## Source records
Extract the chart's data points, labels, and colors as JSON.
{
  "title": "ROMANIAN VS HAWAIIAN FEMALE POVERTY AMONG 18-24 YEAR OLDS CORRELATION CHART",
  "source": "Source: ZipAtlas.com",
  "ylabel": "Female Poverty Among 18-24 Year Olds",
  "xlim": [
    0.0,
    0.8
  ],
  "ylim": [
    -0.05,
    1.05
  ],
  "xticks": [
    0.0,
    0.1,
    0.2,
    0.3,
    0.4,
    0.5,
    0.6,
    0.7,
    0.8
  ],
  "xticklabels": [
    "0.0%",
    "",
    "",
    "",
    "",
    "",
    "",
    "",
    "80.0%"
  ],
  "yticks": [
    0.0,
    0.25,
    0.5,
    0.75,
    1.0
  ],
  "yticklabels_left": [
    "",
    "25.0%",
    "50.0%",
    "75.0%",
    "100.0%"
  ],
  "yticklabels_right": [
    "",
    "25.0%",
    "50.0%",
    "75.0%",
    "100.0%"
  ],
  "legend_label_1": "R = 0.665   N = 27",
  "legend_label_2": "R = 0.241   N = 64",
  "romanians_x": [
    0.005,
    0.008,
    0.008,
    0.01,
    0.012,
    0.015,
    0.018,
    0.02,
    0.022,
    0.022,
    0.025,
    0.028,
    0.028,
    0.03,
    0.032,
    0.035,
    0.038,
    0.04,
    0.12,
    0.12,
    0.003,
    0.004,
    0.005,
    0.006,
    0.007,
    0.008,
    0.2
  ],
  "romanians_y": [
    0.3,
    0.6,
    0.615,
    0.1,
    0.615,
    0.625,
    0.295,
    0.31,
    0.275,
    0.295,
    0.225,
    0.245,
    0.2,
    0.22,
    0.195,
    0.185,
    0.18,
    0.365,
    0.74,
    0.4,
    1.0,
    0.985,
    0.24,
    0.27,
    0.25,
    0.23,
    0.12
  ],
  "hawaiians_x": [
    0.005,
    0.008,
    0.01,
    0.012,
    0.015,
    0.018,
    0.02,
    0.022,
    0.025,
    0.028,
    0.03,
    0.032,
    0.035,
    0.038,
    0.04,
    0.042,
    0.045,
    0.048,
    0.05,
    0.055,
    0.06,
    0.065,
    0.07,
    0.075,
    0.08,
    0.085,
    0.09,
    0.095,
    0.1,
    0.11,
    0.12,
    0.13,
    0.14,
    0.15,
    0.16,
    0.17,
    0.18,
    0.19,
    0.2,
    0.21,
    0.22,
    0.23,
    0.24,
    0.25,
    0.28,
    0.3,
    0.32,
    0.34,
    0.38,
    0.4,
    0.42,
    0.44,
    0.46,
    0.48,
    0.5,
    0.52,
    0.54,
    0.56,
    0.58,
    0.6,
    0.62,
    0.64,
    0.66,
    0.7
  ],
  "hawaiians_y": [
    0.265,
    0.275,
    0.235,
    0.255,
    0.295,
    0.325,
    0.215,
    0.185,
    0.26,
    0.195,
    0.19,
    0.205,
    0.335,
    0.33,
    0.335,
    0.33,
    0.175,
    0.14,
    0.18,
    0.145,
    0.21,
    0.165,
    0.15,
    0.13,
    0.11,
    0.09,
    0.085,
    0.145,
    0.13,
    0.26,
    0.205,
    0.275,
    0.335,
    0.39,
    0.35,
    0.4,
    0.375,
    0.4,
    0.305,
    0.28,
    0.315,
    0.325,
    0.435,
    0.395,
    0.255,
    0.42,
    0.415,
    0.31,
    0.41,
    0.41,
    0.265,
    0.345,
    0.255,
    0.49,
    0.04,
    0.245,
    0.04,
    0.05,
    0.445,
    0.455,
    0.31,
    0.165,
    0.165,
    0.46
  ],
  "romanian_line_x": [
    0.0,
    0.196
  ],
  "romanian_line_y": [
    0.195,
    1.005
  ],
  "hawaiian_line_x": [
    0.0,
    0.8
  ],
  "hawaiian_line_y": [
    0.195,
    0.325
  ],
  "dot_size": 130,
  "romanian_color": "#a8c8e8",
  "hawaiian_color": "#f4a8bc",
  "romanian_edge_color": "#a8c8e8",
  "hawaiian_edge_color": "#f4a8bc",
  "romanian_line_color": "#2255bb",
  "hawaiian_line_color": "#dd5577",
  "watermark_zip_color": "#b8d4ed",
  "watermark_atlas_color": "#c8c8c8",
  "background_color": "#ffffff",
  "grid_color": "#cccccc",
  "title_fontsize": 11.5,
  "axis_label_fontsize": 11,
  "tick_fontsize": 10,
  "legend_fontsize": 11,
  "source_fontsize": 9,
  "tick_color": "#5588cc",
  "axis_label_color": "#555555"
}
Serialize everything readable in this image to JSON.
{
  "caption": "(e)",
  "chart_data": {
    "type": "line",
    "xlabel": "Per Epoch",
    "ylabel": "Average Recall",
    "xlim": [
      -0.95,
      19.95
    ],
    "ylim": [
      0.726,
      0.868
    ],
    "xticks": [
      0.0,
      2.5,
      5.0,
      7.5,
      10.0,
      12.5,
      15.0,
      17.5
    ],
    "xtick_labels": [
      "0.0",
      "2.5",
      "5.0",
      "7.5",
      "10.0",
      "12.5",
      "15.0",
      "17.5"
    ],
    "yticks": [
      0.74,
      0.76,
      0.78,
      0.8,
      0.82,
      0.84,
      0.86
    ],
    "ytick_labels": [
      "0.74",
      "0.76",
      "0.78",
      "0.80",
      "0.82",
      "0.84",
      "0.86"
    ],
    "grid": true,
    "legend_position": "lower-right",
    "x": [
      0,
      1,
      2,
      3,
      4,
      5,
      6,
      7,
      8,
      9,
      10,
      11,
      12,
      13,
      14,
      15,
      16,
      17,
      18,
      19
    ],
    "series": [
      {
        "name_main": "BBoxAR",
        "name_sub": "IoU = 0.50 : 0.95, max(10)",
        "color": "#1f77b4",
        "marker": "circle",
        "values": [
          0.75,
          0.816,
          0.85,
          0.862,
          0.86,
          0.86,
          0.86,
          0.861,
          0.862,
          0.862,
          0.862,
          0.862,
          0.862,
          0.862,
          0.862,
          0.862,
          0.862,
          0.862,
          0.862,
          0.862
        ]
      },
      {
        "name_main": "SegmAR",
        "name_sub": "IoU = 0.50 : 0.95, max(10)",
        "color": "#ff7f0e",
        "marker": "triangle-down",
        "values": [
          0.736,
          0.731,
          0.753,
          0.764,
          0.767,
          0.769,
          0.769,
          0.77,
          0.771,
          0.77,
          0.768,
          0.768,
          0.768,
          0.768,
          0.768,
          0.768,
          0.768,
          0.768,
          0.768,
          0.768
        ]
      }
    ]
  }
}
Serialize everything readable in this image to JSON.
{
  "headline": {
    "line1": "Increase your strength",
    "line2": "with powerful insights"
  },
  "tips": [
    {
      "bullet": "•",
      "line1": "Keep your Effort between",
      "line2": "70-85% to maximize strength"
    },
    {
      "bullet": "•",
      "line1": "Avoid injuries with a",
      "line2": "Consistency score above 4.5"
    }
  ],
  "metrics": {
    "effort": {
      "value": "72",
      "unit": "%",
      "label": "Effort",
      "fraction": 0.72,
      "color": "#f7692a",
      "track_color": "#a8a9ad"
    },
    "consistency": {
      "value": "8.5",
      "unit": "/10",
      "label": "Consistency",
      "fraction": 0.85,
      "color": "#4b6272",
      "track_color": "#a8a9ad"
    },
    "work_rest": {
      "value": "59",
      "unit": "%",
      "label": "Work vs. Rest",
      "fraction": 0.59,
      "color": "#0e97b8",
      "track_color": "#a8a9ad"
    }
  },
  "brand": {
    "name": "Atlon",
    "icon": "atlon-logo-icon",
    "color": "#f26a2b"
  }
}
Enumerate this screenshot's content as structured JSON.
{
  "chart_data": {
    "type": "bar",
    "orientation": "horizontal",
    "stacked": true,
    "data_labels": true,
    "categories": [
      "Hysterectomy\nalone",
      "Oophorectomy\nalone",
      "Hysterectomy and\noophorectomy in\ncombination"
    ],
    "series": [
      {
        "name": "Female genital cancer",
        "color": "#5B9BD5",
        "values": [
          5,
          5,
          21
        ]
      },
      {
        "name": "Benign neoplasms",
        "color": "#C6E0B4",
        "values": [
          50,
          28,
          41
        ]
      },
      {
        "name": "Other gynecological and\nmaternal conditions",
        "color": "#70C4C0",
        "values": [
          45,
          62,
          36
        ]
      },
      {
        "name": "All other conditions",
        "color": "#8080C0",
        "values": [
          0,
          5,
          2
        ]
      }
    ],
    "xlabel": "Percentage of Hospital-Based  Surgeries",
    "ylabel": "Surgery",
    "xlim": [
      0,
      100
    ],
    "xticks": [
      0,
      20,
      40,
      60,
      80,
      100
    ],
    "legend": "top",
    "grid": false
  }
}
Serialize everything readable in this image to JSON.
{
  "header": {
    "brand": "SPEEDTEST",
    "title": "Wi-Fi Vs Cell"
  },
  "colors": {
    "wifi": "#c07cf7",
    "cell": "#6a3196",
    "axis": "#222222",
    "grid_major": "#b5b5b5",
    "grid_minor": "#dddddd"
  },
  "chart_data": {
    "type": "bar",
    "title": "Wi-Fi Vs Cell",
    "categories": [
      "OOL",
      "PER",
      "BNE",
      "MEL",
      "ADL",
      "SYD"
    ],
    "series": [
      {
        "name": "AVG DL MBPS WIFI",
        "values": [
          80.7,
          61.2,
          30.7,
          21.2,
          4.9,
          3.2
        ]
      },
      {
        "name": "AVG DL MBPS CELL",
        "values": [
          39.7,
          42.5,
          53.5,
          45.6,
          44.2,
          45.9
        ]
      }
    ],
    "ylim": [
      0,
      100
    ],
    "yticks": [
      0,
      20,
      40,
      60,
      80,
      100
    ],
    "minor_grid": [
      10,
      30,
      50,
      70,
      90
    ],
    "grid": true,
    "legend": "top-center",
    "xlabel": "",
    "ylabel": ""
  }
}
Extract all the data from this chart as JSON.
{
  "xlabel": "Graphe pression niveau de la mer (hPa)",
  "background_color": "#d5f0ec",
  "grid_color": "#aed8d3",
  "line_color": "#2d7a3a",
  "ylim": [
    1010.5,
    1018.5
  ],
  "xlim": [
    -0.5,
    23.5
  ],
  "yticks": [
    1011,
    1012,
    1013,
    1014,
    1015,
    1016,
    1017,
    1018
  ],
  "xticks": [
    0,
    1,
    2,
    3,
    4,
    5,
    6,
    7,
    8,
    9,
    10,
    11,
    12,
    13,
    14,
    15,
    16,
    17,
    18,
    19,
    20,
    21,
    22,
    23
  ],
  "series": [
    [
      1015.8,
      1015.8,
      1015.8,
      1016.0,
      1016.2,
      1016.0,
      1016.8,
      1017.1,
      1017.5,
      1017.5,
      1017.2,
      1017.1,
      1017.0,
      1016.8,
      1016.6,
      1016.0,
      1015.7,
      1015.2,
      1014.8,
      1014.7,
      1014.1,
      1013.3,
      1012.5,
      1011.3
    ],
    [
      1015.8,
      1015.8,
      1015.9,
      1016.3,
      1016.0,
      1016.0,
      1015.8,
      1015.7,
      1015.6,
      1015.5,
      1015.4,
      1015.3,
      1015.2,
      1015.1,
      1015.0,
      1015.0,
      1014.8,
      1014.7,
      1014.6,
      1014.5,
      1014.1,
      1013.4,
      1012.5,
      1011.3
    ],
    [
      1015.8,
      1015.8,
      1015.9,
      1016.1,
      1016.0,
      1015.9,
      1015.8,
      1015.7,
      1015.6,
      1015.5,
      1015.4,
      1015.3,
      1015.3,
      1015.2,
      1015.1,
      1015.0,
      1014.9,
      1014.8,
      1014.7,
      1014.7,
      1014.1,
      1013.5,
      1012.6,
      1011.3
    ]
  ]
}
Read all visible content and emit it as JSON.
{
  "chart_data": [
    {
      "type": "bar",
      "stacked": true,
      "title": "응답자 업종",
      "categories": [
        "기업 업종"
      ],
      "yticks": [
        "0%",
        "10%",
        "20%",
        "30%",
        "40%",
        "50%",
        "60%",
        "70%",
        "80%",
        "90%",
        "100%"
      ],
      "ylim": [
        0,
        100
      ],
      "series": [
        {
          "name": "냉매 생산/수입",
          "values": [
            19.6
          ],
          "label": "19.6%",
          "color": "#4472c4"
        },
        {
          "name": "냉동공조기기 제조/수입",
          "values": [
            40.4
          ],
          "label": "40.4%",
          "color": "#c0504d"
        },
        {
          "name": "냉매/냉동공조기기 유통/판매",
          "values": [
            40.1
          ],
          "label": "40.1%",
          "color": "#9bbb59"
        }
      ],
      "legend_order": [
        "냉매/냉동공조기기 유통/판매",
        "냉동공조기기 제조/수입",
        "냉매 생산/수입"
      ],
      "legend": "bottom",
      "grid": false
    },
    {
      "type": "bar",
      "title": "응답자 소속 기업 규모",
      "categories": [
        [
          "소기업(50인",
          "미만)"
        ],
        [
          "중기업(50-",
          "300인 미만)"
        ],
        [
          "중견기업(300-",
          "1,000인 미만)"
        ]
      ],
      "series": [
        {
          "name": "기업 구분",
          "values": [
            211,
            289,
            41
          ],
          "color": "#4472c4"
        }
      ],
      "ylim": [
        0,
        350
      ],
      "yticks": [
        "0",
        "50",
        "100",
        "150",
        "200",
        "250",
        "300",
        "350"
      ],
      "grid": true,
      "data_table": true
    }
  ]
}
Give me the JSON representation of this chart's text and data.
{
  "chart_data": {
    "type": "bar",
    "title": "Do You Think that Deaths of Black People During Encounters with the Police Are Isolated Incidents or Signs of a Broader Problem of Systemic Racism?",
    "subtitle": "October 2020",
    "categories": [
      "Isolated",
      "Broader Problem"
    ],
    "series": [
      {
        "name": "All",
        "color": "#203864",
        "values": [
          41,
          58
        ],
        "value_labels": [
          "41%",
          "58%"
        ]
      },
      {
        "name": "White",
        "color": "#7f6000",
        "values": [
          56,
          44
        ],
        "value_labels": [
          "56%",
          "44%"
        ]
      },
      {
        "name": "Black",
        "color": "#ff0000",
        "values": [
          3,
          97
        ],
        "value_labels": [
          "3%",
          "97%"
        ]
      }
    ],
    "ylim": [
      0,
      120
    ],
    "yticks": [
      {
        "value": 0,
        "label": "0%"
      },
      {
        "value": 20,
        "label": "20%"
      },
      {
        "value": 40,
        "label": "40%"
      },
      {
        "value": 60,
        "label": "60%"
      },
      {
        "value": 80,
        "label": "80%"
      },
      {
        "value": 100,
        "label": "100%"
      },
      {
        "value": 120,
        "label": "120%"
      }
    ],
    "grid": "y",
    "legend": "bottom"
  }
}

## Task objective
Wherever the word "Hysterectomy" occurs in a line of the listing, copy that line.

## Result
      "Hysterectomy\nalone",
      "Hysterectomy and\noophorectomy in\ncombination"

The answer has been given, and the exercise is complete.